-- Task instructions --
Each line should be copied exactly.

-- Information supplied --
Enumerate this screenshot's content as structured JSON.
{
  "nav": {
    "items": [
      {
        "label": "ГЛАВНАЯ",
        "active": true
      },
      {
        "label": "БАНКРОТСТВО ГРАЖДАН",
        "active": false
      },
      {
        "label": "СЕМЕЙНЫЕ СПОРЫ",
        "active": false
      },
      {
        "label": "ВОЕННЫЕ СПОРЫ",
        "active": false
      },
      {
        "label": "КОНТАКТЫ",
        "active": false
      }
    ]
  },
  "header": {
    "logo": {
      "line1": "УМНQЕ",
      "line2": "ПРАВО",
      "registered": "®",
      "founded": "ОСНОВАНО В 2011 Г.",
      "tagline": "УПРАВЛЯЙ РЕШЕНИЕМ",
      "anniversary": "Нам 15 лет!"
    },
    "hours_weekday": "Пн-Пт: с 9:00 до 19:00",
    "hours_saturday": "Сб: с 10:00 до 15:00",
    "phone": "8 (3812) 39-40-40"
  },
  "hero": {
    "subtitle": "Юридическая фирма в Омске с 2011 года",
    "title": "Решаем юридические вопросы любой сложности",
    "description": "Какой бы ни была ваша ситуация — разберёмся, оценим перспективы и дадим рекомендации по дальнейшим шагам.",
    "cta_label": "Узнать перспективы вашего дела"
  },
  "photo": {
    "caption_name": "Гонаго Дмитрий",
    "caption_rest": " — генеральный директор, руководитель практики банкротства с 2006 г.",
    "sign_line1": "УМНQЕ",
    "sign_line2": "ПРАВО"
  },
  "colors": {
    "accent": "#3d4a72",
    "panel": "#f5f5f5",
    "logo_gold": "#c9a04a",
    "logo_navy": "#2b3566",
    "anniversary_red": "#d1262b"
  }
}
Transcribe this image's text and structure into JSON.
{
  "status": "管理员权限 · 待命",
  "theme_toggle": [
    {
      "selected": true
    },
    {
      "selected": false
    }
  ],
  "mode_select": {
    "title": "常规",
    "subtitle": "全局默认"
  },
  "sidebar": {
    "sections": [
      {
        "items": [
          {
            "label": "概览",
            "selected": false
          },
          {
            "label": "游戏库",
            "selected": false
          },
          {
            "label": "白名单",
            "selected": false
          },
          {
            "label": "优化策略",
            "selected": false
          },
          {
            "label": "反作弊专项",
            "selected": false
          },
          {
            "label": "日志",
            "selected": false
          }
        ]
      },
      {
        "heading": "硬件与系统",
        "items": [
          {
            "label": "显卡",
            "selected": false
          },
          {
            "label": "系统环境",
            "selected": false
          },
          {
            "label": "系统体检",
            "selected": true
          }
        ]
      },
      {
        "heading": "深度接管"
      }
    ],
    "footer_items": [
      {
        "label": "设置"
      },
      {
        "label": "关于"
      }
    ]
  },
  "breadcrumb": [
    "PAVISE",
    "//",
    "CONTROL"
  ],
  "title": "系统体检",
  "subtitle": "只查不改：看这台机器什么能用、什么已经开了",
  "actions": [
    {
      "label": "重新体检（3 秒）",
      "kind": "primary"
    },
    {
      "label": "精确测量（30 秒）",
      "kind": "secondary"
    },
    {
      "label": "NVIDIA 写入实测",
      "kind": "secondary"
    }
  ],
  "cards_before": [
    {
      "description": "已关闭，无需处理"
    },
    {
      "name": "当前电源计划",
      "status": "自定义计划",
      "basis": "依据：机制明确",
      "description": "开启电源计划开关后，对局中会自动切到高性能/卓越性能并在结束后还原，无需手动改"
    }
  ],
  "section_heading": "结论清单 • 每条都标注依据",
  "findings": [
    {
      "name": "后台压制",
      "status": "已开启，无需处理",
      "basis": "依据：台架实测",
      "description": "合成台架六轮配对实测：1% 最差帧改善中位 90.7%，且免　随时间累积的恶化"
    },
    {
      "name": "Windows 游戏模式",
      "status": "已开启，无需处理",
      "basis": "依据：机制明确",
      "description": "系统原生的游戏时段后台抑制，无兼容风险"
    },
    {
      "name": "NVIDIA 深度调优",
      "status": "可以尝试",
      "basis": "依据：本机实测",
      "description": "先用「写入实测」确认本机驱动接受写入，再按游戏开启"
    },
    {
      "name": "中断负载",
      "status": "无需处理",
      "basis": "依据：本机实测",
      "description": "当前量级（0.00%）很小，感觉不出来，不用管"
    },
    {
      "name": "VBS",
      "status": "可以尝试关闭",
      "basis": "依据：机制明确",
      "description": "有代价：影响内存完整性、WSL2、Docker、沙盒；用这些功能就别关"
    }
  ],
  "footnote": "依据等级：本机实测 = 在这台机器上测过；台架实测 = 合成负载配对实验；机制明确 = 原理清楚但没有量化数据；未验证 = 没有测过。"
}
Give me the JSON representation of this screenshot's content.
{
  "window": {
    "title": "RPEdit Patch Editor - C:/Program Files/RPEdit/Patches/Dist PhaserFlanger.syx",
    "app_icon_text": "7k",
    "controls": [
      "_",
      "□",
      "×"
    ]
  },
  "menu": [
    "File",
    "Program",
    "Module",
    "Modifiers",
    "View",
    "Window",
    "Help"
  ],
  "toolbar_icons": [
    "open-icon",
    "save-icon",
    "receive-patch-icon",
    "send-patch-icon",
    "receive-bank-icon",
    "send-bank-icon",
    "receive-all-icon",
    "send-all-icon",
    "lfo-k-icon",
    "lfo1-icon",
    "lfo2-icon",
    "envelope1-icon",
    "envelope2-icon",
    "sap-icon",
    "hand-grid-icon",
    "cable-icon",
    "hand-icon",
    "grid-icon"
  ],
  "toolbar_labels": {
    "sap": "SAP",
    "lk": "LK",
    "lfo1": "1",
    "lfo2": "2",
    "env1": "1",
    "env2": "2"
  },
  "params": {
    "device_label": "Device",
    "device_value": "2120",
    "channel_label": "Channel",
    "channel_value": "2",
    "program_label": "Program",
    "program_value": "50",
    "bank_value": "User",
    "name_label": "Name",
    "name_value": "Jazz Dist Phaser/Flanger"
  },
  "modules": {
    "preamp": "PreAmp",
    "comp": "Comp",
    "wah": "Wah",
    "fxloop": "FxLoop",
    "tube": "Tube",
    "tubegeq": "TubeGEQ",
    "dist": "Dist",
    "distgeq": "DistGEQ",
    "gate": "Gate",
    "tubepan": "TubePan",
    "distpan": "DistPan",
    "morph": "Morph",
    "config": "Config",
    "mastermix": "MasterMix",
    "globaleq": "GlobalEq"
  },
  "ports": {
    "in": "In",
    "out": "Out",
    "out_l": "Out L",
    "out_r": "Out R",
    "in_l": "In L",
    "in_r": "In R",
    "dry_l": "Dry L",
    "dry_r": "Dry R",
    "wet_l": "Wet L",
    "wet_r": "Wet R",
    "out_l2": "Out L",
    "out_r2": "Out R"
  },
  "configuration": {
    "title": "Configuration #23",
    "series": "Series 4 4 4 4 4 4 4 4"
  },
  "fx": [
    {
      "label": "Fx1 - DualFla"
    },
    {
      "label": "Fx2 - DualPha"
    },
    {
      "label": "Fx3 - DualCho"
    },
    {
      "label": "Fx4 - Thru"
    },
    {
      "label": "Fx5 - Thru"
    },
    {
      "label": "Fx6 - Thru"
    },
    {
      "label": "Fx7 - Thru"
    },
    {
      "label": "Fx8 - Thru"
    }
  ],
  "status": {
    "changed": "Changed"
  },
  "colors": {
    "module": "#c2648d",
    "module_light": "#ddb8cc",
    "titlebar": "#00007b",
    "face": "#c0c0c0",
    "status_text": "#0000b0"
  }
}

-- Task answer --
Enumerate this screenshot's content as structured JSON.
{
  "nav": {
    "items": [
      {
        "label": "ГЛАВНАЯ",
        "active": true
      },
      {
        "label": "БАНКРОТСТВО ГРАЖДАН",
        "active": false
      },
      {
        "label": "СЕМЕЙНЫЕ СПОРЫ",
        "active": false
      },
      {
        "label": "ВОЕННЫЕ СПОРЫ",
        "active": false
      },
      {
        "label": "КОНТАКТЫ",
        "active": false
      }
    ]
  },
  "header": {
    "logo": {
      "line1": "УМНQЕ",
      "line2": "ПРАВО",
      "registered": "®",
      "founded": "ОСНОВАНО В 2011 Г.",
      "tagline": "УПРАВЛЯЙ РЕШЕНИЕМ",
      "anniversary": "Нам 15 лет!"
    },
    "hours_weekday": "Пн-Пт: с 9:00 до 19:00",
    "hours_saturday": "Сб: с 10:00 до 15:00",
    "phone": "8 (3812) 39-40-40"
  },
  "hero": {
    "subtitle": "Юридическая фирма в Омске с 2011 года",
    "title": "Решаем юридические вопросы любой сложности",
    "description": "Какой бы ни была ваша ситуация — разберёмся, оценим перспективы и дадим рекомендации по дальнейшим шагам.",
    "cta_label": "Узнать перспективы вашего дела"
  },
  "photo": {
    "caption_name": "Гонаго Дмитрий",
    "caption_rest": " — генеральный директор, руководитель практики банкротства с 2006 г.",
    "sign_line1": "УМНQЕ",
    "sign_line2": "ПРАВО"
  },
  "colors": {
    "accent": "#3d4a72",
    "panel": "#f5f5f5",
    "logo_gold": "#c9a04a",
    "logo_navy": "#2b3566",
    "anniversary_red": "#d1262b"
  }
}
Transcribe this image's text and structure into JSON.
{
  "status": "管理员权限 · 待命",
  "theme_toggle": [
    {
      "selected": true
    },
    {
      "selected": false
    }
  ],
  "mode_select": {
    "title": "常规",
    "subtitle": "全局默认"
  },
  "sidebar": {
    "sections": [
      {
        "items": [
          {
            "label": "概览",
            "selected": false
          },
          {
            "label": "游戏库",
            "selected": false
          },
          {
            "label": "白名单",
            "selected": false
          },
          {
            "label": "优化策略",
            "selected": false
          },
          {
            "label": "反作弊专项",
            "selected": false
          },
          {
            "label": "日志",
            "selected": false
          }
        ]
      },
      {
        "heading": "硬件与系统",
        "items": [
          {
            "label": "显卡",
            "selected": false
          },
          {
            "label": "系统环境",
            "selected": false
          },
          {
            "label": "系统体检",
            "selected": true
          }
        ]
      },
      {
        "heading": "深度接管"
      }
    ],
    "footer_items": [
      {
        "label": "设置"
      },
      {
        "label": "关于"
      }
    ]
  },
  "breadcrumb": [
    "PAVISE",
    "//",
    "CONTROL"
  ],
  "title": "系统体检",
  "subtitle": "只查不改：看这台机器什么能用、什么已经开了",
  "actions": [
    {
      "label": "重新体检（3 秒）",
      "kind": "primary"
    },
    {
      "label": "精确测量（30 秒）",
      "kind": "secondary"
    },
    {
      "label": "NVIDIA 写入实测",
      "kind": "secondary"
    }
  ],
  "cards_before": [
    {
      "description": "已关闭，无需处理"
    },
    {
      "name": "当前电源计划",
      "status": "自定义计划",
      "basis": "依据：机制明确",
      "description": "开启电源计划开关后，对局中会自动切到高性能/卓越性能并在结束后还原，无需手动改"
    }
  ],
  "section_heading": "结论清单 • 每条都标注依据",
  "findings": [
    {
      "name": "后台压制",
      "status": "已开启，无需处理",
      "basis": "依据：台架实测",
      "description": "合成台架六轮配对实测：1% 最差帧改善中位 90.7%，且免　随时间累积的恶化"
    },
    {
      "name": "Windows 游戏模式",
      "status": "已开启，无需处理",
      "basis": "依据：机制明确",
      "description": "系统原生的游戏时段后台抑制，无兼容风险"
    },
    {
      "name": "NVIDIA 深度调优",
      "status": "可以尝试",
      "basis": "依据：本机实测",
      "description": "先用「写入实测」确认本机驱动接受写入，再按游戏开启"
    },
    {
      "name": "中断负载",
      "status": "无需处理",
      "basis": "依据：本机实测",
      "description": "当前量级（0.00%）很小，感觉不出来，不用管"
    },
    {
      "name": "VBS",
      "status": "可以尝试关闭",
      "basis": "依据：机制明确",
      "description": "有代价：影响内存完整性、WSL2、Docker、沙盒；用这些功能就别关"
    }
  ],
  "footnote": "依据等级：本机实测 = 在这台机器上测过；台架实测 = 合成负载配对实验；机制明确 = 原理清楚但没有量化数据；未验证 = 没有测过。"
}
Give me the JSON representation of this screenshot's content.
{
  "window": {
    "title": "RPEdit Patch Editor - C:/Program Files/RPEdit/Patches/Dist PhaserFlanger.syx",
    "app_icon_text": "7k",
    "controls": [
      "_",
      "□",
      "×"
    ]
  },
  "menu": [
    "File",
    "Program",
    "Module",
    "Modifiers",
    "View",
    "Window",
    "Help"
  ],
  "toolbar_icons": [
    "open-icon",
    "save-icon",
    "receive-patch-icon",
    "send-patch-icon",
    "receive-bank-icon",
    "send-bank-icon",
    "receive-all-icon",
    "send-all-icon",
    "lfo-k-icon",
    "lfo1-icon",
    "lfo2-icon",
    "envelope1-icon",
    "envelope2-icon",
    "sap-icon",
    "hand-grid-icon",
    "cable-icon",
    "hand-icon",
    "grid-icon"
  ],
  "toolbar_labels": {
    "sap": "SAP",
    "lk": "LK",
    "lfo1": "1",
    "lfo2": "2",
    "env1": "1",
    "env2": "2"
  },
  "params": {
    "device_label": "Device",
    "device_value": "2120",
    "channel_label": "Channel",
    "channel_value": "2",
    "program_label": "Program",
    "program_value": "50",
    "bank_value": "User",
    "name_label": "Name",
    "name_value": "Jazz Dist Phaser/Flanger"
  },
  "modules": {
    "preamp": "PreAmp",
    "comp": "Comp",
    "wah": "Wah",
    "fxloop": "FxLoop",
    "tube": "Tube",
    "tubegeq": "TubeGEQ",
    "dist": "Dist",
    "distgeq": "DistGEQ",
    "gate": "Gate",
    "tubepan": "TubePan",
    "distpan": "DistPan",
    "morph": "Morph",
    "config": "Config",
    "mastermix": "MasterMix",
    "globaleq": "GlobalEq"
  },
  "ports": {
    "in": "In",
    "out": "Out",
    "out_l": "Out L",
    "out_r": "Out R",
    "in_l": "In L",
    "in_r": "In R",
    "dry_l": "Dry L",
    "dry_r": "Dry R",
    "wet_l": "Wet L",
    "wet_r": "Wet R",
    "out_l2": "Out L",
    "out_r2": "Out R"
  },
  "configuration": {
    "title": "Configuration #23",
    "series": "Series 4 4 4 4 4 4 4 4"
  },
  "fx": [
    {
      "label": "Fx1 - DualFla"
    },
    {
      "label": "Fx2 - DualPha"
    },
    {
      "label": "Fx3 - DualCho"
    },
    {
      "label": "Fx4 - Thru"
    },
    {
      "label": "Fx5 - Thru"
    },
    {
      "label": "Fx6 - Thru"
    },
    {
      "label": "Fx7 - Thru"
    },
    {
      "label": "Fx8 - Thru"
    }
  ],
  "status": {
    "changed": "Changed"
  },
  "colors": {
    "module": "#c2648d",
    "module_light": "#ddb8cc",
    "titlebar": "#00007b",
    "face": "#c0c0c0",
    "status_text": "#0000b0"
  }
}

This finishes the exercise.